··· RECORDS PROVIDED
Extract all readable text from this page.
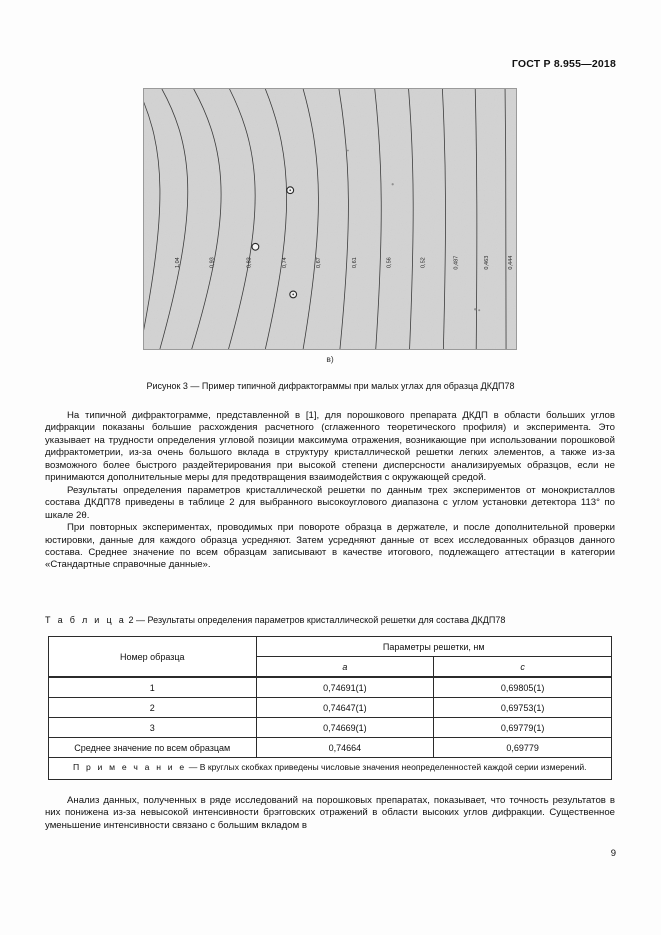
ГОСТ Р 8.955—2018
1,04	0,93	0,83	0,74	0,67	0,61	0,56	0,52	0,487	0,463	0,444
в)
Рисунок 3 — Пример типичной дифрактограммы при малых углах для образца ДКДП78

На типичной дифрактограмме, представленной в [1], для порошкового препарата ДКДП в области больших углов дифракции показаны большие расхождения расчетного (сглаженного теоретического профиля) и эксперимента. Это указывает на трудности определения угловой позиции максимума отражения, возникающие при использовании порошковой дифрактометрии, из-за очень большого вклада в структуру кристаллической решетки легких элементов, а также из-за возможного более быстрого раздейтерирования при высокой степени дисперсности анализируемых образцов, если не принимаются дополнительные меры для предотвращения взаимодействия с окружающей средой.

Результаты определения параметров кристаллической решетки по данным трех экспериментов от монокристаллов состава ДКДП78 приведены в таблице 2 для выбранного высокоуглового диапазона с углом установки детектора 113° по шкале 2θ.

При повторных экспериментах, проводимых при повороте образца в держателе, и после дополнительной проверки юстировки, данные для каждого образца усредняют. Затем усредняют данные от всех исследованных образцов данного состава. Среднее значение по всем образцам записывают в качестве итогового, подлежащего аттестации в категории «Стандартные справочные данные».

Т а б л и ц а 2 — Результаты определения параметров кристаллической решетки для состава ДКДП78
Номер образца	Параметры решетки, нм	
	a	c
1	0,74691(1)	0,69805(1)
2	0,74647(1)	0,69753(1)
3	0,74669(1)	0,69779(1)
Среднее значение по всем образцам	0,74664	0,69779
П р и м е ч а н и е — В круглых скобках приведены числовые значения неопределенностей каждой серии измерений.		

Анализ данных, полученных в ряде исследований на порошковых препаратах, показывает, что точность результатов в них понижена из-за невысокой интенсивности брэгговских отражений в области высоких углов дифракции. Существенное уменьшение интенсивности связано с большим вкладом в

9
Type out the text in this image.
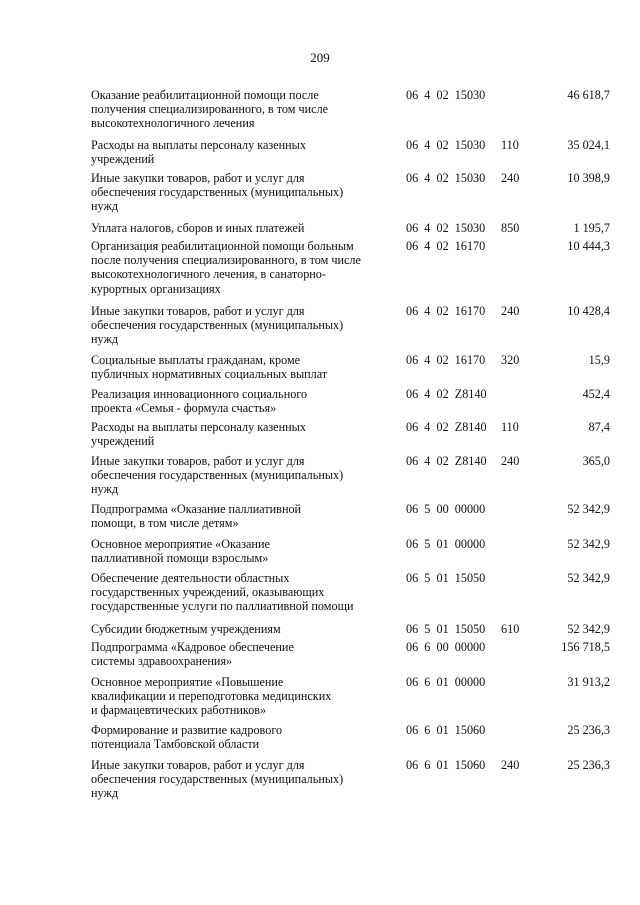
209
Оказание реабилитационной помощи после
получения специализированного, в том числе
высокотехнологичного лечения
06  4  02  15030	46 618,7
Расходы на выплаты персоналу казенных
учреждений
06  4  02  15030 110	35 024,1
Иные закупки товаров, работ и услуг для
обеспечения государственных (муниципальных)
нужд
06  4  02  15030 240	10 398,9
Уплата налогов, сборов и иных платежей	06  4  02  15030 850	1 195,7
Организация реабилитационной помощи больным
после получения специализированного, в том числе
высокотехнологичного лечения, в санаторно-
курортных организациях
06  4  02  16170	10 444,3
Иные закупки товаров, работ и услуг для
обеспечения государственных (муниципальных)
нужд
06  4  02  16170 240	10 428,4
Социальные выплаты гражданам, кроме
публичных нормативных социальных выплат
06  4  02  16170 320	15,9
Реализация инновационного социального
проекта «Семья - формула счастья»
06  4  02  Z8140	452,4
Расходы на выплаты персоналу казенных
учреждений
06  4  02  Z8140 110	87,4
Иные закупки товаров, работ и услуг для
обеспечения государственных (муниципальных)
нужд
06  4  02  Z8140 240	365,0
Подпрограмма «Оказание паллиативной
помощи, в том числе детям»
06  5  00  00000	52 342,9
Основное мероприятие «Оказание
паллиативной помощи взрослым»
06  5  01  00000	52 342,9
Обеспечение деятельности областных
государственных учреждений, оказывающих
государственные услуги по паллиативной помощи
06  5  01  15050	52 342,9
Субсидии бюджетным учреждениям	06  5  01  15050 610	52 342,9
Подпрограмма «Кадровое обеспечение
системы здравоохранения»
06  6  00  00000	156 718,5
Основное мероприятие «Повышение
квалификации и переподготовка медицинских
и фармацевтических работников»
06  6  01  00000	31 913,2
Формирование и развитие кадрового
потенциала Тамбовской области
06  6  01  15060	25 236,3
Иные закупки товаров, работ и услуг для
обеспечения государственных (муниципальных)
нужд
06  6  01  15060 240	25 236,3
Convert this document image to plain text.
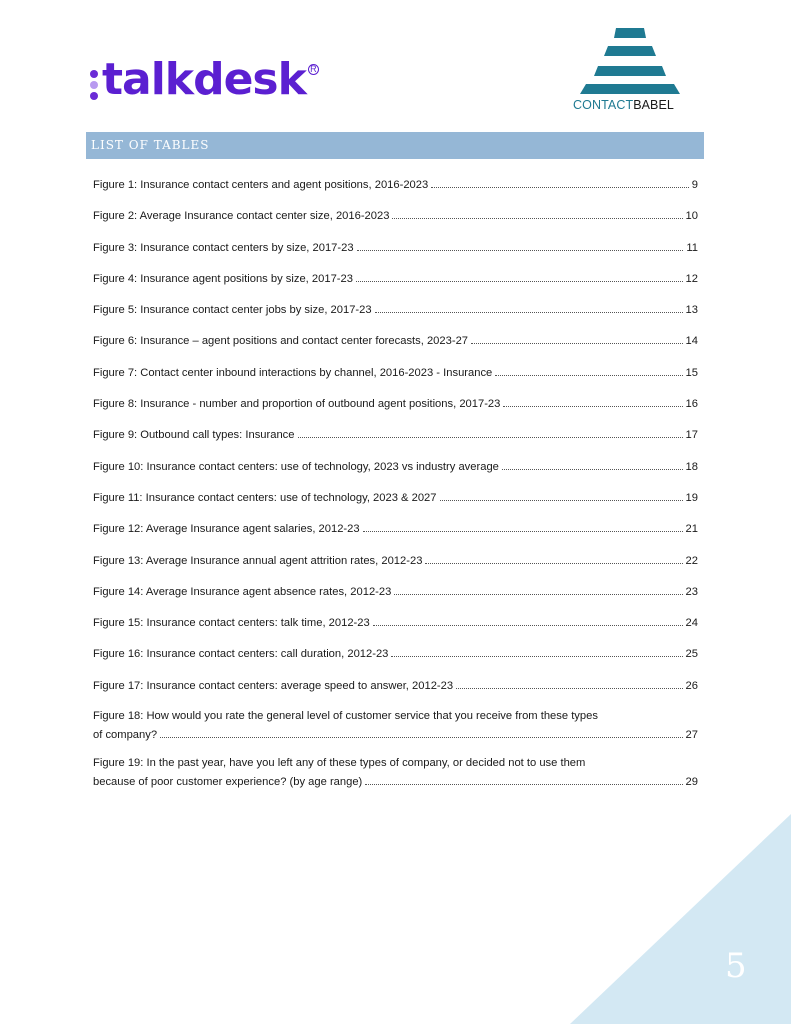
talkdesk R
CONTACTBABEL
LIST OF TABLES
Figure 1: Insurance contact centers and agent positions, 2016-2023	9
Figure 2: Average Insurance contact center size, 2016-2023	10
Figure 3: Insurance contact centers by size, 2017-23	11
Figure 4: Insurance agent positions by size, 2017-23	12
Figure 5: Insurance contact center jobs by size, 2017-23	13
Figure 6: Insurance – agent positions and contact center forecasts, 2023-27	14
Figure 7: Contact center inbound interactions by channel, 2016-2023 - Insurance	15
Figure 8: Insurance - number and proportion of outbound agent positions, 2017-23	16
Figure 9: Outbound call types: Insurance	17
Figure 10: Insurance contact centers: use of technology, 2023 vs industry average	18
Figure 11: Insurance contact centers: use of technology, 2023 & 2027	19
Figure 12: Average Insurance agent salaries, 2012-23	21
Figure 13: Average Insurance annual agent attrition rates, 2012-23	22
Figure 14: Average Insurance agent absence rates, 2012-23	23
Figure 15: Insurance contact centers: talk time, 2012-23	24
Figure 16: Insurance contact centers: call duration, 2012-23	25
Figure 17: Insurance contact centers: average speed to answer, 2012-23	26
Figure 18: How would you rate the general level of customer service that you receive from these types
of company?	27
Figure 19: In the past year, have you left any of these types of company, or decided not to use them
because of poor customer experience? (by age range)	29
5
······
··· RECORDS PROVIDED
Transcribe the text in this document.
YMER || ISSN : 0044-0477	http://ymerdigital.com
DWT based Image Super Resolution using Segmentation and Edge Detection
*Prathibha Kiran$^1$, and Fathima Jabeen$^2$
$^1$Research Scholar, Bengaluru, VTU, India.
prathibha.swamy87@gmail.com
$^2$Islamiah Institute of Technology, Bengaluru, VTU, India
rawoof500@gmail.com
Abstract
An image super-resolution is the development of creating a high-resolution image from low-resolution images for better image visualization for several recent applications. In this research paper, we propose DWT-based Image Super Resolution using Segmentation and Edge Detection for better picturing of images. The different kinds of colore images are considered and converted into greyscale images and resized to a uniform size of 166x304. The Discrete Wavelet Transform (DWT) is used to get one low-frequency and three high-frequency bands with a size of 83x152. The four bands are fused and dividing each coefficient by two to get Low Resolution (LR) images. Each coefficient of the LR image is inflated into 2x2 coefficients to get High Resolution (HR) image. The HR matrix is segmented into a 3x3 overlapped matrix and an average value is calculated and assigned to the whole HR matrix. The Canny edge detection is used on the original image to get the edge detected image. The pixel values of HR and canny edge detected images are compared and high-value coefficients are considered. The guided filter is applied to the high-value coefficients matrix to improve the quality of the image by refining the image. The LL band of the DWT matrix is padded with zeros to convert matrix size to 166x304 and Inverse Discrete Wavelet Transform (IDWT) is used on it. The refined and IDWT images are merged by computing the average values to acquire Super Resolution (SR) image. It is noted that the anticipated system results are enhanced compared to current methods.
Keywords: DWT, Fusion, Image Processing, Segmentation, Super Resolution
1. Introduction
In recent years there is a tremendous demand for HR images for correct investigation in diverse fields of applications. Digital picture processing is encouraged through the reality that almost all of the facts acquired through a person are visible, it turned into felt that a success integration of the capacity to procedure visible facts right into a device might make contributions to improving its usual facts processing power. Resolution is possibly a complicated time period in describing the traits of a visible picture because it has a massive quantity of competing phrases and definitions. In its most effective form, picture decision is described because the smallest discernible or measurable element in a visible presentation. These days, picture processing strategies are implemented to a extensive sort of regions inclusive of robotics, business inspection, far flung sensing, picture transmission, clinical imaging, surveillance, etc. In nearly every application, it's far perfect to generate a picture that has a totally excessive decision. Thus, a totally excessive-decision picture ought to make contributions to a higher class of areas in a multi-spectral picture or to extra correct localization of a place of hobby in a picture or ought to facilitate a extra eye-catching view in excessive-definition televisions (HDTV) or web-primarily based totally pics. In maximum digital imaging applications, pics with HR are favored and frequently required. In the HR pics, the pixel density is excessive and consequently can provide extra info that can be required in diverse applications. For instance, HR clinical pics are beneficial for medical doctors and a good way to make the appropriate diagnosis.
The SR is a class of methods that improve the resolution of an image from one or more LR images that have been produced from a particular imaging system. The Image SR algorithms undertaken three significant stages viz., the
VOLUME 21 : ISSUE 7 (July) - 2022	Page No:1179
······
··· RECORDS PROVIDED
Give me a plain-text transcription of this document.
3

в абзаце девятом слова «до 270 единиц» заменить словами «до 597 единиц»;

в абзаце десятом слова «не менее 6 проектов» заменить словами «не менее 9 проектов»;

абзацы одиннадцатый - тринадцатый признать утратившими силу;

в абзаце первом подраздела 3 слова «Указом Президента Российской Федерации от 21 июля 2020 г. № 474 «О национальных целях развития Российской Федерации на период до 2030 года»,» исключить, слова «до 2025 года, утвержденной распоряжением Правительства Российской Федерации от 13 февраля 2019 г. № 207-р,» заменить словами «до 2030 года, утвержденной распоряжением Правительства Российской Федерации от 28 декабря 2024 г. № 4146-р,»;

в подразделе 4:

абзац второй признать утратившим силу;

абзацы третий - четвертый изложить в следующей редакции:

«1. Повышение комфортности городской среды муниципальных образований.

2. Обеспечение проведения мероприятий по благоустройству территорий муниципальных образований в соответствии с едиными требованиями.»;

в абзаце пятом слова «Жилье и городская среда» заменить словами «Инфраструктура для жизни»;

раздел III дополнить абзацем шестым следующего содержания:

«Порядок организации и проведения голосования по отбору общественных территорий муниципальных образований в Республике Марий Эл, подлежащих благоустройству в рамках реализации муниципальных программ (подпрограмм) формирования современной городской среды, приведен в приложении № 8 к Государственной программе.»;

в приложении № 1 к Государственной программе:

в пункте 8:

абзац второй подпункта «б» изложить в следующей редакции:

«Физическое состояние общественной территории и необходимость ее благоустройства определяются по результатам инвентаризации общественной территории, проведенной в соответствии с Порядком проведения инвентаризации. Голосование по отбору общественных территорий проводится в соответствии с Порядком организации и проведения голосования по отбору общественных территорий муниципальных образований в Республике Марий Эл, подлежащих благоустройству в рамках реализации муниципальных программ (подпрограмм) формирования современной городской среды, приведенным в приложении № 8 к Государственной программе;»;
······
WHAT IS REQUIRED: In the listing above, locate each line with "text" and copy it.

THE SOLUTION:
Extract all readable text from this page.
Type out the text in this image.
Convert this document image to plain text.
Transcribe the text in this document.
Give me a plain-text transcription of this document.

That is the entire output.